* Stated exercise *
Comb the records below for the string "this" and copy each line where it turns up.

* Extracted data *
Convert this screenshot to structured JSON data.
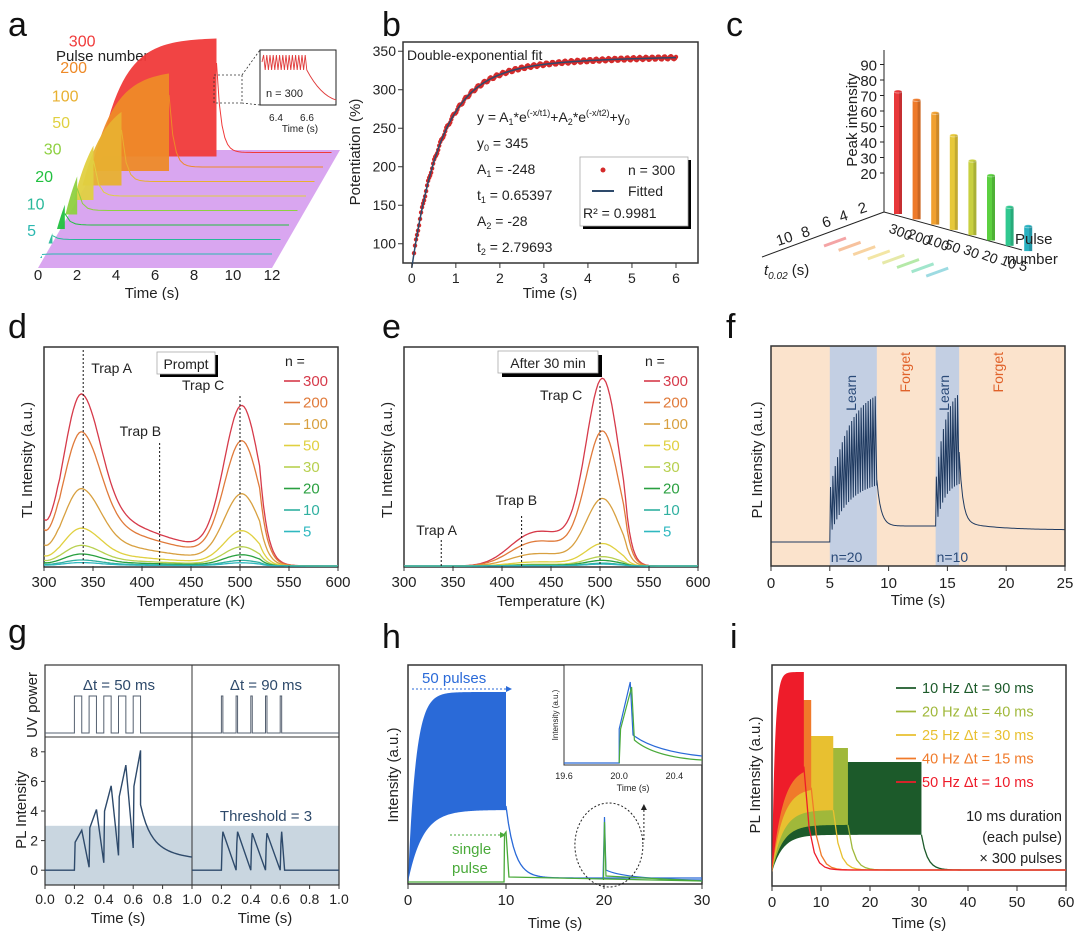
{
  "chart_data": [
    {
      "id": "a",
      "panel_label": "a",
      "type": "area",
      "title": "Pulse number",
      "xlabel": "Time (s)",
      "xticks": [
        "0",
        "2",
        "4",
        "6",
        "8",
        "10",
        "12"
      ],
      "xlim": [
        0,
        12
      ],
      "series": [
        {
          "name": "5",
          "color": "#2bb8b0",
          "pulse_end_s": 0.1
        },
        {
          "name": "10",
          "color": "#28b89a",
          "pulse_end_s": 0.2
        },
        {
          "name": "20",
          "color": "#22c040",
          "pulse_end_s": 0.4
        },
        {
          "name": "30",
          "color": "#8ed040",
          "pulse_end_s": 0.6
        },
        {
          "name": "50",
          "color": "#e0d040",
          "pulse_end_s": 1.0
        },
        {
          "name": "100",
          "color": "#e8b030",
          "pulse_end_s": 2.0
        },
        {
          "name": "200",
          "color": "#ee8a28",
          "pulse_end_s": 4.0
        },
        {
          "name": "300",
          "color": "#f03a3a",
          "pulse_end_s": 6.0
        }
      ],
      "inset": {
        "label": "n = 300",
        "xlabel": "Time (s)",
        "xticks": [
          "6.4",
          "6.6"
        ]
      }
    },
    {
      "id": "b",
      "panel_label": "b",
      "type": "scatter",
      "title": "Double-exponential fit",
      "xlabel": "Time (s)",
      "ylabel": "Potentiation (%)",
      "xlim": [
        -0.2,
        6.5
      ],
      "ylim": [
        75,
        362
      ],
      "xticks": [
        "0",
        "1",
        "2",
        "3",
        "4",
        "5",
        "6"
      ],
      "yticks": [
        "100",
        "150",
        "200",
        "250",
        "300",
        "350"
      ],
      "fit": {
        "y0": 345,
        "A1": -248,
        "t1": 0.65397,
        "A2": -28,
        "t2": 2.79693
      },
      "equation": "y = A1*e^(-x/t1)+A2*e^(-x/t2)+y0",
      "param_lines": [
        "y0 = 345",
        "A1 = -248",
        "t1 = 0.65397",
        "A2 = -28",
        "t2 = 2.79693"
      ],
      "legend": [
        {
          "name": "n = 300",
          "color": "#d42a2a",
          "marker": "dot"
        },
        {
          "name": "Fitted",
          "color": "#2e4a6b",
          "marker": "line"
        }
      ],
      "r2_label": "R² = 0.9981"
    },
    {
      "id": "c",
      "panel_label": "c",
      "type": "bar",
      "ylabel": "Peak intensity",
      "xlabel": "Pulse number",
      "zlabel": "t0.02 (s)",
      "yticks": [
        "20",
        "30",
        "40",
        "50",
        "60",
        "70",
        "80",
        "90"
      ],
      "ztick_labels": [
        "10",
        "8",
        "6",
        "4",
        "2"
      ],
      "categories": [
        "300",
        "200",
        "100",
        "50",
        "30",
        "20",
        "10",
        "5"
      ],
      "values": [
        79,
        77,
        72,
        61,
        48,
        42,
        25,
        16
      ],
      "colors": [
        "#e8383a",
        "#ee7a2a",
        "#f0a030",
        "#e6c83a",
        "#c8d040",
        "#5cd040",
        "#30c890",
        "#28b0c0"
      ]
    },
    {
      "id": "d",
      "panel_label": "d",
      "type": "line",
      "title": "Prompt",
      "xlabel": "Temperature (K)",
      "ylabel": "TL Intensity (a.u.)",
      "xlim": [
        300,
        600
      ],
      "xticks": [
        "300",
        "350",
        "400",
        "450",
        "500",
        "550",
        "600"
      ],
      "annotations": [
        {
          "text": "Trap A",
          "x": 340
        },
        {
          "text": "Trap B",
          "x": 418
        },
        {
          "text": "Trap C",
          "x": 500
        }
      ],
      "legend_title": "n =",
      "series": [
        {
          "name": "300",
          "color": "#d63a4a",
          "scale": 1.0
        },
        {
          "name": "200",
          "color": "#e07a3a",
          "scale": 0.78
        },
        {
          "name": "100",
          "color": "#d8a040",
          "scale": 0.45
        },
        {
          "name": "50",
          "color": "#e0d040",
          "scale": 0.22
        },
        {
          "name": "30",
          "color": "#b8d050",
          "scale": 0.12
        },
        {
          "name": "20",
          "color": "#2aa040",
          "scale": 0.07
        },
        {
          "name": "10",
          "color": "#30b0a0",
          "scale": 0.035
        },
        {
          "name": "5",
          "color": "#30b8c0",
          "scale": 0.02
        }
      ]
    },
    {
      "id": "e",
      "panel_label": "e",
      "type": "line",
      "title": "After 30 min",
      "xlabel": "Temperature (K)",
      "ylabel": "TL Intensity (a.u.)",
      "xlim": [
        300,
        600
      ],
      "xticks": [
        "300",
        "350",
        "400",
        "450",
        "500",
        "550",
        "600"
      ],
      "annotations": [
        {
          "text": "Trap A",
          "x": 338
        },
        {
          "text": "Trap B",
          "x": 420
        },
        {
          "text": "Trap C",
          "x": 500
        }
      ],
      "legend_title": "n =",
      "series": [
        {
          "name": "300",
          "color": "#d63a4a",
          "scale": 1.0
        },
        {
          "name": "200",
          "color": "#e07a3a",
          "scale": 0.72
        },
        {
          "name": "100",
          "color": "#d8a040",
          "scale": 0.36
        },
        {
          "name": "50",
          "color": "#e0d040",
          "scale": 0.12
        },
        {
          "name": "30",
          "color": "#b8d050",
          "scale": 0.05
        },
        {
          "name": "20",
          "color": "#2aa040",
          "scale": 0.03
        },
        {
          "name": "10",
          "color": "#30b0a0",
          "scale": 0.015
        },
        {
          "name": "5",
          "color": "#30b8c0",
          "scale": 0.01
        }
      ]
    },
    {
      "id": "f",
      "panel_label": "f",
      "type": "line",
      "xlabel": "Time (s)",
      "ylabel": "PL Intensity (a.u.)",
      "xlim": [
        0,
        25
      ],
      "xticks": [
        "0",
        "5",
        "10",
        "15",
        "20",
        "25"
      ],
      "regions": [
        {
          "label": "Learn",
          "start": 5,
          "end": 9,
          "n_label": "n=20",
          "kind": "learn",
          "pulses": 20
        },
        {
          "label": "Forget",
          "start": 9,
          "end": 14,
          "kind": "forget"
        },
        {
          "label": "Learn",
          "start": 14,
          "end": 16,
          "n_label": "n=10",
          "kind": "learn",
          "pulses": 10
        },
        {
          "label": "Forget",
          "start": 16,
          "end": 25,
          "kind": "forget"
        }
      ],
      "colors": {
        "learn_bg": "#c3cfe3",
        "forget_bg": "#fbe3cc",
        "line": "#1f3a60",
        "forget_text": "#e0622a",
        "learn_text": "#2a4a78"
      }
    },
    {
      "id": "g",
      "panel_label": "g",
      "type": "line",
      "top_ylabel": "UV power",
      "ylabel": "PL Intensity",
      "xlabel": "Time (s)",
      "ylim": [
        -1,
        9
      ],
      "yticks": [
        "0",
        "2",
        "4",
        "6",
        "8"
      ],
      "xticks": [
        "0.0",
        "0.2",
        "0.4",
        "0.6",
        "0.8",
        "1.0"
      ],
      "threshold": 3,
      "threshold_label": "Threshold = 3",
      "subplots": [
        {
          "label": "Δt = 50 ms",
          "pulse_starts": [
            0.2,
            0.3,
            0.4,
            0.5,
            0.6
          ],
          "pulse_width": 0.05,
          "peaks": [
            2.7,
            4.1,
            5.7,
            7.1,
            8.1
          ]
        },
        {
          "label": "Δt = 90 ms",
          "pulse_starts": [
            0.2,
            0.3,
            0.4,
            0.5,
            0.6
          ],
          "pulse_width": 0.01,
          "peaks": [
            2.6,
            2.6,
            2.5,
            2.5,
            2.6
          ]
        }
      ]
    },
    {
      "id": "h",
      "panel_label": "h",
      "type": "line",
      "xlabel": "Time (s)",
      "ylabel": "Intensity (a.u.)",
      "xlim": [
        0,
        30
      ],
      "xticks": [
        "0",
        "10",
        "20",
        "30"
      ],
      "annotations": [
        "50 pulses",
        "single",
        "pulse"
      ],
      "series": [
        {
          "name": "50 pulses",
          "color": "#2a6ad8"
        },
        {
          "name": "single pulse",
          "color": "#4aaa3a"
        }
      ],
      "inset": {
        "xlabel": "Time (s)",
        "ylabel": "Intensity (a.u.)",
        "xticks": [
          "19.6",
          "20.0",
          "20.4"
        ],
        "xlim": [
          19.6,
          20.6
        ]
      }
    },
    {
      "id": "i",
      "panel_label": "i",
      "type": "area",
      "xlabel": "Time (s)",
      "ylabel": "PL Intensity (a.u.)",
      "xlim": [
        0,
        60
      ],
      "xticks": [
        "0",
        "10",
        "20",
        "30",
        "40",
        "50",
        "60"
      ],
      "series": [
        {
          "name": "10 Hz Δt = 90 ms",
          "color": "#1c5a2a",
          "end_s": 30.5,
          "top": 0.55,
          "bottom": 0.3
        },
        {
          "name": "20 Hz Δt = 40 ms",
          "color": "#a0b83a",
          "end_s": 15.5,
          "top": 0.62,
          "bottom": 0.38
        },
        {
          "name": "25 Hz Δt = 30 ms",
          "color": "#e8c030",
          "end_s": 12.5,
          "top": 0.68,
          "bottom": 0.5
        },
        {
          "name": "40 Hz Δt = 15 ms",
          "color": "#f07a2a",
          "end_s": 8.0,
          "top": 0.86,
          "bottom": 0.68
        },
        {
          "name": "50 Hz Δt = 10 ms",
          "color": "#ee1c2a",
          "end_s": 6.5,
          "top": 1.0,
          "bottom": 0.85
        }
      ],
      "note_lines": [
        "10 ms duration",
        "(each pulse)",
        "× 300 pulses"
      ]
    }
  ]
}
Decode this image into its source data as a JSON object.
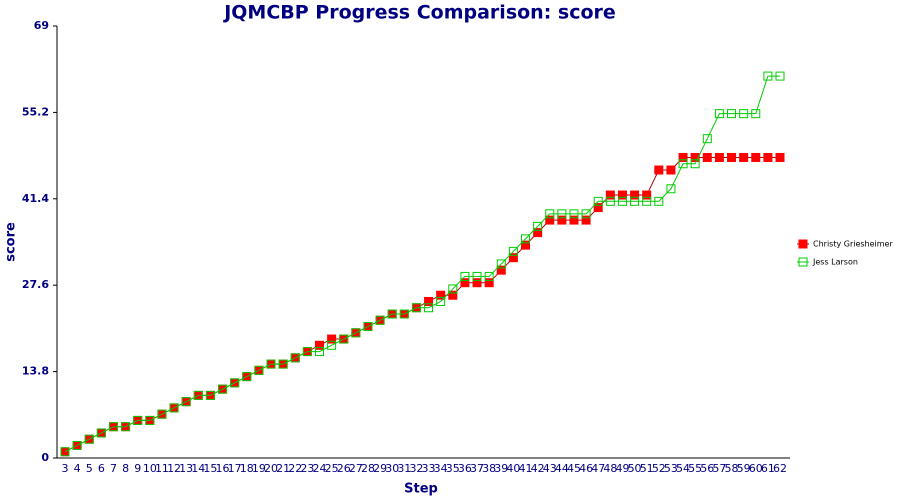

* Expected output *
Convert this screenshot to structured JSON data.
Decode this image into its source data as a JSON object.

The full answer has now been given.